Every entry below must be repeated exactly; skip the pictures.

Begin Material to process

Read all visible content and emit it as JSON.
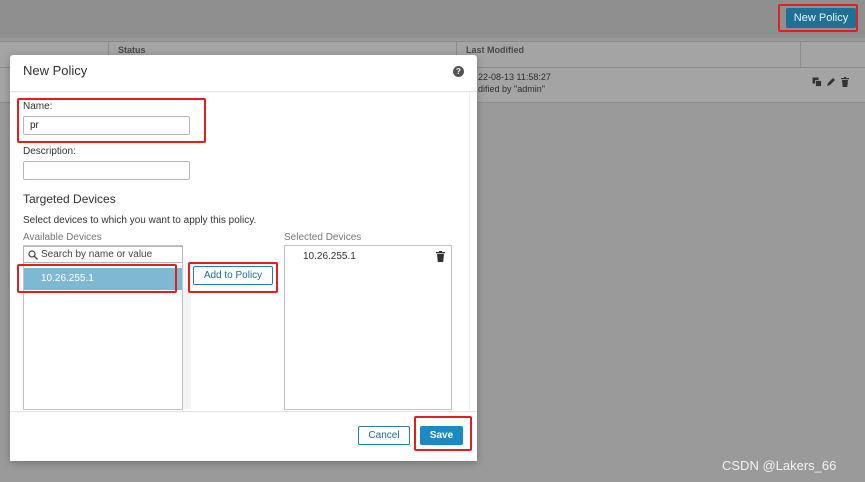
{
  "background": {
    "new_policy_button": "New Policy",
    "columns": {
      "status": "Status",
      "last_modified": "Last Modified"
    },
    "row": {
      "timestamp": "22-08-13 11:58:27",
      "modified_by": "dified by \"admin\""
    }
  },
  "modal": {
    "title": "New Policy",
    "help_icon": "?",
    "name_label": "Name:",
    "name_value": "pr",
    "description_label": "Description:",
    "description_value": "",
    "targeted_title": "Targeted Devices",
    "hint": "Select devices to which you want to apply this policy.",
    "available_label": "Available Devices",
    "search_placeholder": "Search by name or value",
    "available_devices": [
      "10.26.255.1"
    ],
    "add_button": "Add to Policy",
    "selected_label": "Selected Devices",
    "selected_devices": [
      "10.26.255.1"
    ],
    "cancel_button": "Cancel",
    "save_button": "Save"
  },
  "icons": [
    "copy-icon",
    "edit-icon",
    "trash-icon",
    "search-icon",
    "help-icon"
  ],
  "colors": {
    "primary": "#1b8ac4",
    "highlight": "#e02020",
    "selected_row": "#7fb8d3"
  },
  "watermark": "CSDN @Lakers_66"
}
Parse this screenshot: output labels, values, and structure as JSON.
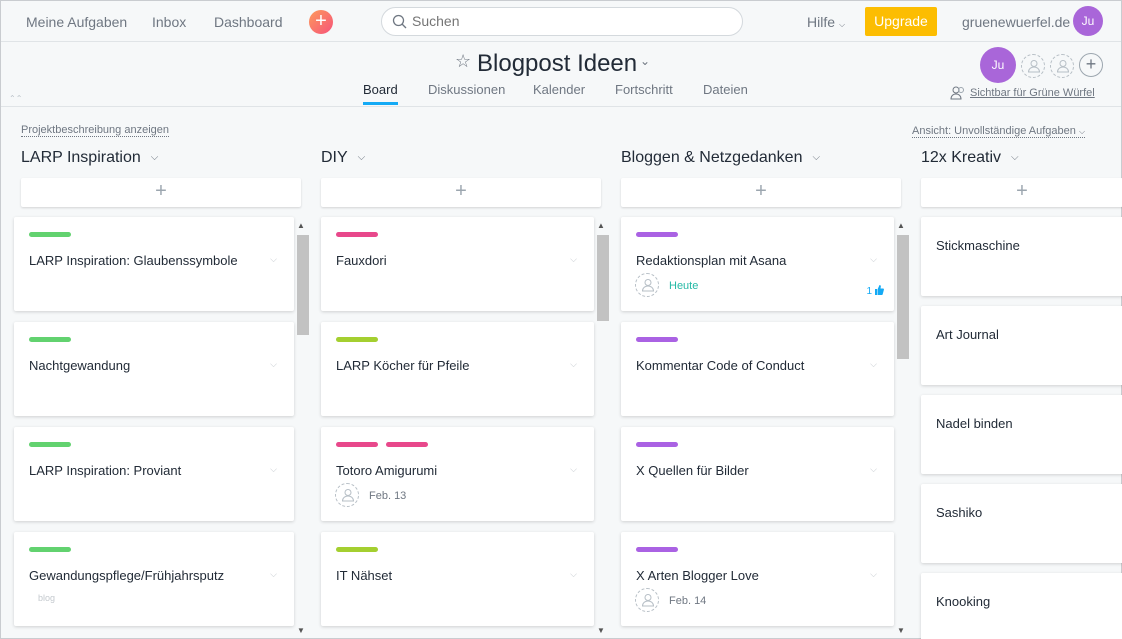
{
  "topbar": {
    "my_tasks": "Meine Aufgaben",
    "inbox": "Inbox",
    "dashboard": "Dashboard",
    "add": "+",
    "search_placeholder": "Suchen",
    "help": "Hilfe",
    "upgrade": "Upgrade",
    "domain": "gruenewuerfel.de",
    "avatar": "Ju"
  },
  "project": {
    "title": "Blogpost Ideen",
    "tabs": [
      "Board",
      "Diskussionen",
      "Kalender",
      "Fortschritt",
      "Dateien"
    ],
    "member_avatar": "Ju",
    "add_member": "+",
    "visibility": "Sichtbar für Grüne Würfel"
  },
  "board": {
    "show_description": "Projektbeschreibung anzeigen",
    "view_filter": "Ansicht: Unvollständige Aufgaben",
    "add_task": "+",
    "columns": [
      {
        "title": "LARP Inspiration",
        "cards": [
          {
            "name": "LARP Inspiration: Glaubenssymbole",
            "tags": [
              "#62d26f"
            ]
          },
          {
            "name": "Nachtgewandung",
            "tags": [
              "#62d26f"
            ]
          },
          {
            "name": "LARP Inspiration: Proviant",
            "tags": [
              "#62d26f"
            ]
          },
          {
            "name": "Gewandungspflege/Frühjahrsputz",
            "tags": [
              "#62d26f"
            ],
            "badge": "blog"
          }
        ]
      },
      {
        "title": "DIY",
        "cards": [
          {
            "name": "Fauxdori",
            "tags": [
              "#e8488b"
            ]
          },
          {
            "name": "LARP Köcher für Pfeile",
            "tags": [
              "#a4cf30"
            ]
          },
          {
            "name": "Totoro Amigurumi",
            "tags": [
              "#e8488b",
              "#e8488b"
            ],
            "due": "Feb. 13"
          },
          {
            "name": "IT Nähset",
            "tags": [
              "#a4cf30"
            ]
          }
        ]
      },
      {
        "title": "Bloggen & Netzgedanken",
        "cards": [
          {
            "name": "Redaktionsplan mit Asana",
            "tags": [
              "#aa62e3"
            ],
            "due": "Heute",
            "likes": "1"
          },
          {
            "name": "Kommentar Code of Conduct",
            "tags": [
              "#aa62e3"
            ]
          },
          {
            "name": "X Quellen für Bilder",
            "tags": [
              "#aa62e3"
            ]
          },
          {
            "name": "X Arten Blogger Love",
            "tags": [
              "#aa62e3"
            ],
            "due": "Feb. 14"
          }
        ]
      },
      {
        "title": "12x Kreativ",
        "cards": [
          {
            "name": "Stickmaschine"
          },
          {
            "name": "Art Journal"
          },
          {
            "name": "Nadel binden"
          },
          {
            "name": "Sashiko"
          },
          {
            "name": "Knooking"
          }
        ]
      }
    ]
  },
  "colors": {
    "accent": "#14aaf5",
    "upgrade": "#fcbd01",
    "avatar": "#a966d9",
    "green_tag": "#62d26f",
    "pink_tag": "#e8488b",
    "lime_tag": "#a4cf30",
    "purple_tag": "#aa62e3"
  }
}
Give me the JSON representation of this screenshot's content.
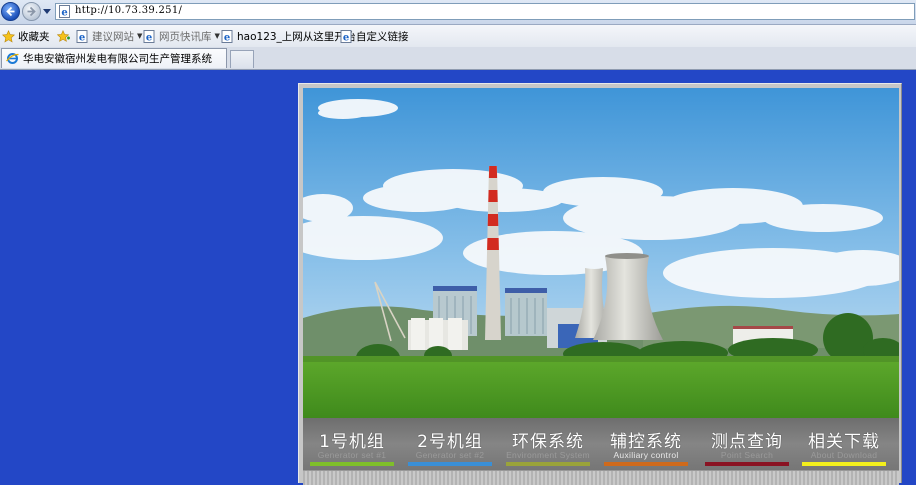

End Material to process

• Solution below:
Read all visible content and emit it as JSON.
{
  "background": {
    "new_policy_button": "New Policy",
    "columns": {
      "status": "Status",
      "last_modified": "Last Modified"
    },
    "row": {
      "timestamp": "22-08-13 11:58:27",
      "modified_by": "dified by \"admin\""
    }
  },
  "modal": {
    "title": "New Policy",
    "help_icon": "?",
    "name_label": "Name:",
    "name_value": "pr",
    "description_label": "Description:",
    "description_value": "",
    "targeted_title": "Targeted Devices",
    "hint": "Select devices to which you want to apply this policy.",
    "available_label": "Available Devices",
    "search_placeholder": "Search by name or value",
    "available_devices": [
      "10.26.255.1"
    ],
    "add_button": "Add to Policy",
    "selected_label": "Selected Devices",
    "selected_devices": [
      "10.26.255.1"
    ],
    "cancel_button": "Cancel",
    "save_button": "Save"
  },
  "icons": [
    "copy-icon",
    "edit-icon",
    "trash-icon",
    "search-icon",
    "help-icon"
  ],
  "colors": {
    "primary": "#1b8ac4",
    "highlight": "#e02020",
    "selected_row": "#7fb8d3"
  },
  "watermark": "CSDN @Lakers_66"
}
Parse this screenshot: output labels, values, and structure as JSON.
{
  "topbar": {
    "my_tasks": "Meine Aufgaben",
    "inbox": "Inbox",
    "dashboard": "Dashboard",
    "add": "+",
    "search_placeholder": "Suchen",
    "help": "Hilfe",
    "upgrade": "Upgrade",
    "domain": "gruenewuerfel.de",
    "avatar": "Ju"
  },
  "project": {
    "title": "Blogpost Ideen",
    "tabs": [
      "Board",
      "Diskussionen",
      "Kalender",
      "Fortschritt",
      "Dateien"
    ],
    "member_avatar": "Ju",
    "add_member": "+",
    "visibility": "Sichtbar für Grüne Würfel"
  },
  "board": {
    "show_description": "Projektbeschreibung anzeigen",
    "view_filter": "Ansicht: Unvollständige Aufgaben",
    "add_task": "+",
    "columns": [
      {
        "title": "LARP Inspiration",
        "cards": [
          {
            "name": "LARP Inspiration: Glaubenssymbole",
            "tags": [
              "#62d26f"
            ]
          },
          {
            "name": "Nachtgewandung",
            "tags": [
              "#62d26f"
            ]
          },
          {
            "name": "LARP Inspiration: Proviant",
            "tags": [
              "#62d26f"
            ]
          },
          {
            "name": "Gewandungspflege/Frühjahrsputz",
            "tags": [
              "#62d26f"
            ],
            "badge": "blog"
          }
        ]
      },
      {
        "title": "DIY",
        "cards": [
          {
            "name": "Fauxdori",
            "tags": [
              "#e8488b"
            ]
          },
          {
            "name": "LARP Köcher für Pfeile",
            "tags": [
              "#a4cf30"
            ]
          },
          {
            "name": "Totoro Amigurumi",
            "tags": [
              "#e8488b",
              "#e8488b"
            ],
            "due": "Feb. 13"
          },
          {
            "name": "IT Nähset",
            "tags": [
              "#a4cf30"
            ]
          }
        ]
      },
      {
        "title": "Bloggen & Netzgedanken",
        "cards": [
          {
            "name": "Redaktionsplan mit Asana",
            "tags": [
              "#aa62e3"
            ],
            "due": "Heute",
            "likes": "1"
          },
          {
            "name": "Kommentar Code of Conduct",
            "tags": [
              "#aa62e3"
            ]
          },
          {
            "name": "X Quellen für Bilder",
            "tags": [
              "#aa62e3"
            ]
          },
          {
            "name": "X Arten Blogger Love",
            "tags": [
              "#aa62e3"
            ],
            "due": "Feb. 14"
          }
        ]
      },
      {
        "title": "12x Kreativ",
        "cards": [
          {
            "name": "Stickmaschine"
          },
          {
            "name": "Art Journal"
          },
          {
            "name": "Nadel binden"
          },
          {
            "name": "Sashiko"
          },
          {
            "name": "Knooking"
          }
        ]
      }
    ]
  },
  "colors": {
    "accent": "#14aaf5",
    "upgrade": "#fcbd01",
    "avatar": "#a966d9",
    "green_tag": "#62d26f",
    "pink_tag": "#e8488b",
    "lime_tag": "#a4cf30",
    "purple_tag": "#aa62e3"
  }
}
Give me the JSON representation of this screenshot's content.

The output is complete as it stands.